_What you are asked to do_
Go through the listing and pick out each line with the word "this" in it.

┄┄┄┄┄┄┄┄┄┄┄┄┄┄┄┄┄┄┄┄

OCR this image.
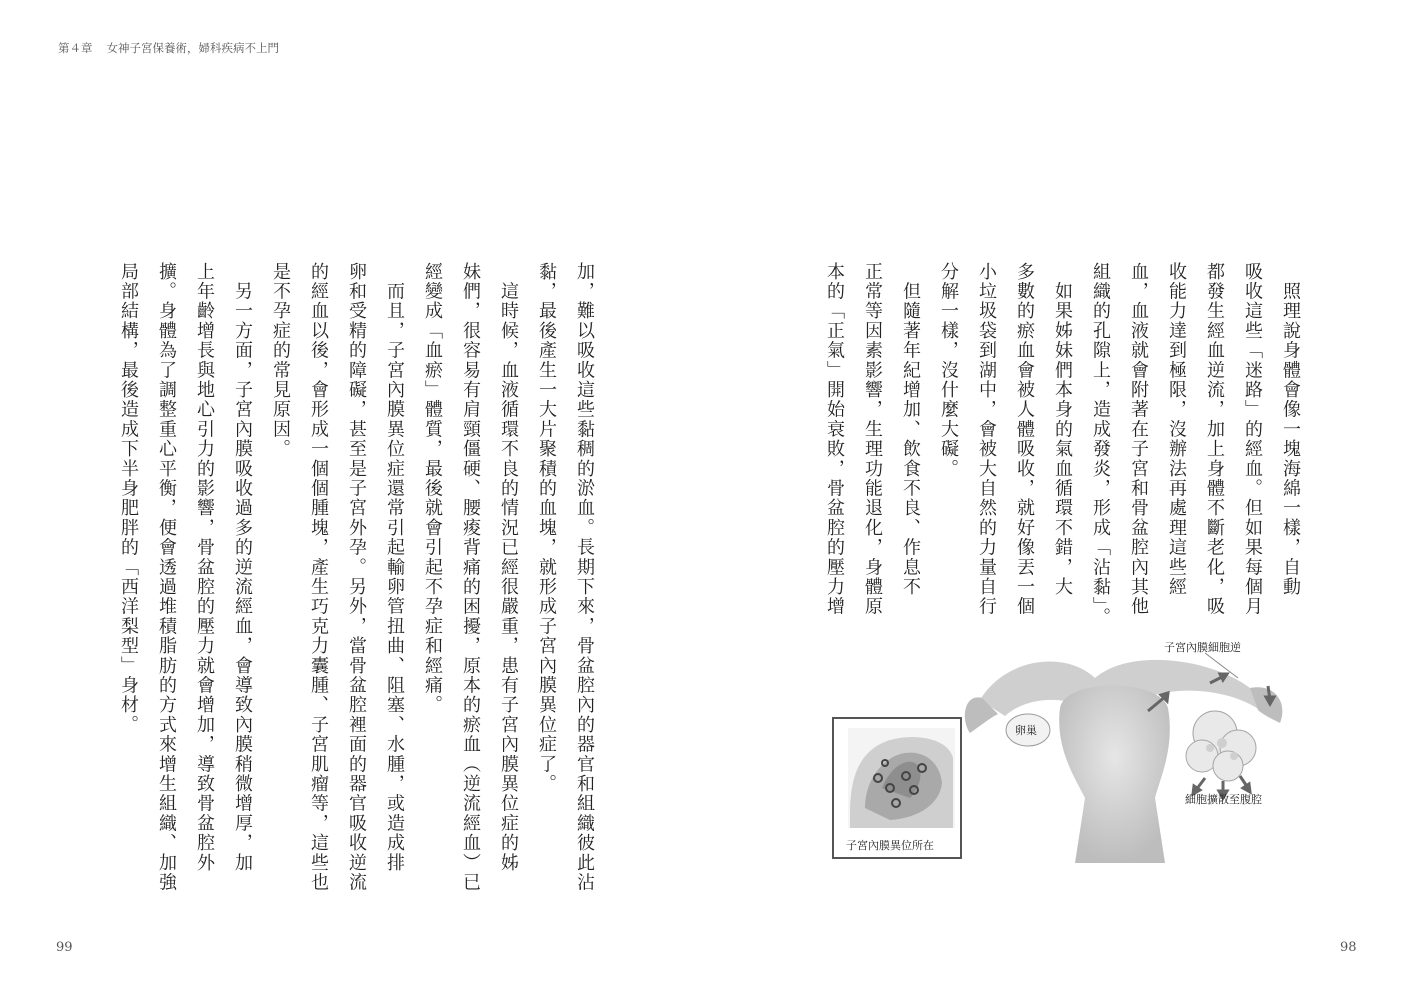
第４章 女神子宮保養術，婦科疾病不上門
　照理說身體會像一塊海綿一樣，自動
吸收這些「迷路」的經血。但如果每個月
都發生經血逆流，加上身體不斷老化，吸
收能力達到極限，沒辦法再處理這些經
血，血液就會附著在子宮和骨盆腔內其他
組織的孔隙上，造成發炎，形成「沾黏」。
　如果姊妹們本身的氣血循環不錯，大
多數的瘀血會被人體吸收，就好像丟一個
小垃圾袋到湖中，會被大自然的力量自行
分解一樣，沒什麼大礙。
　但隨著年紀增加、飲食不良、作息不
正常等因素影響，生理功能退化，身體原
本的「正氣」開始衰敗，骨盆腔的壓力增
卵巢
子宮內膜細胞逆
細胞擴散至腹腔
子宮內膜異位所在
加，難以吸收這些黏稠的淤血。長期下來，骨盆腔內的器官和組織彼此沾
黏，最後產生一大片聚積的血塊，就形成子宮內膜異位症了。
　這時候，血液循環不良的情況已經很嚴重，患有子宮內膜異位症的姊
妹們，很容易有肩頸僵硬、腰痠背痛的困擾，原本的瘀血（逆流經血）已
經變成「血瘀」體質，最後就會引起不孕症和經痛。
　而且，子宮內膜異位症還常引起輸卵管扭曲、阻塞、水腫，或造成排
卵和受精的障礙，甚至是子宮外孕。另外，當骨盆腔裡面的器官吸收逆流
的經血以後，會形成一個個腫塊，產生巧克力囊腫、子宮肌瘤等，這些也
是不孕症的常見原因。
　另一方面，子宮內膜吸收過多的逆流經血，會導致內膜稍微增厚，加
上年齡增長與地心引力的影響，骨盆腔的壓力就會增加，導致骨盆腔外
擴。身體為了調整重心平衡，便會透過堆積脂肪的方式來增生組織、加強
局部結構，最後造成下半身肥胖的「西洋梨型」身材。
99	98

┄┄┄┄┄┄┄┄┄┄┄┄┄┄┄┄┄┄┄┄

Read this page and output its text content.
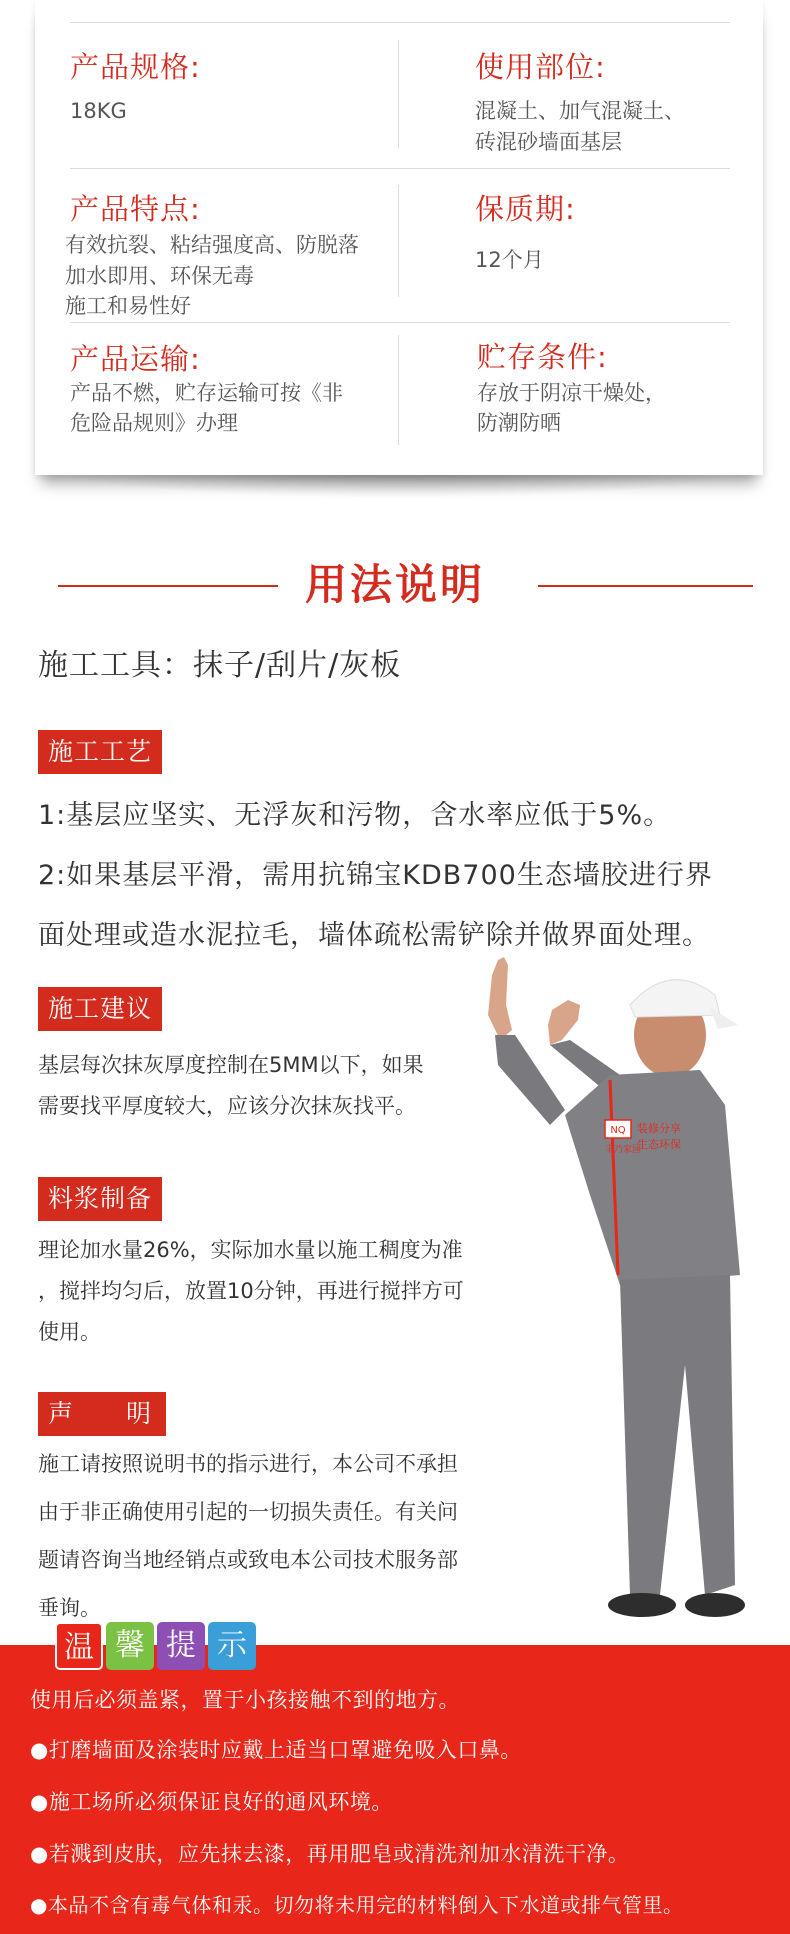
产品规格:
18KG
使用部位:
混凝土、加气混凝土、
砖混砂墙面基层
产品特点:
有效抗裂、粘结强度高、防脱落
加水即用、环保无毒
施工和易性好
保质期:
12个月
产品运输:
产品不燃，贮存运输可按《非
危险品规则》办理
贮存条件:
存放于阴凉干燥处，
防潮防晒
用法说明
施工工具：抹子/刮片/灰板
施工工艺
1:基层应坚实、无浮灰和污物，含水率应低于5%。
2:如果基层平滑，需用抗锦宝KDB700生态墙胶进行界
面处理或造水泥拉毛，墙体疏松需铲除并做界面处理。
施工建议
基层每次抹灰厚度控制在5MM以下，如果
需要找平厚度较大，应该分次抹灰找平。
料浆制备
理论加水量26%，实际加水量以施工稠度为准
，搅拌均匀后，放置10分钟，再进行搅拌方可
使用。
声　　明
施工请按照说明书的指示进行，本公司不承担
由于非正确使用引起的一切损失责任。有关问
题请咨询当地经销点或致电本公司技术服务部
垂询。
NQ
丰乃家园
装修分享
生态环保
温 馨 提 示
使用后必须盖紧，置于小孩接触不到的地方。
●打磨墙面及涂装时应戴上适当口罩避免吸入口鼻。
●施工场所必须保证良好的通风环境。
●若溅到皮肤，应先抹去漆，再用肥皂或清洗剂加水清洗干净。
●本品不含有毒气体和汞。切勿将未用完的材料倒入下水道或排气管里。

┄┄┄┄┄┄┄┄┄┄┄┄┄┄┄┄┄┄┄┄

_Answer in full_
OCR this image.
Read this page and output its text content.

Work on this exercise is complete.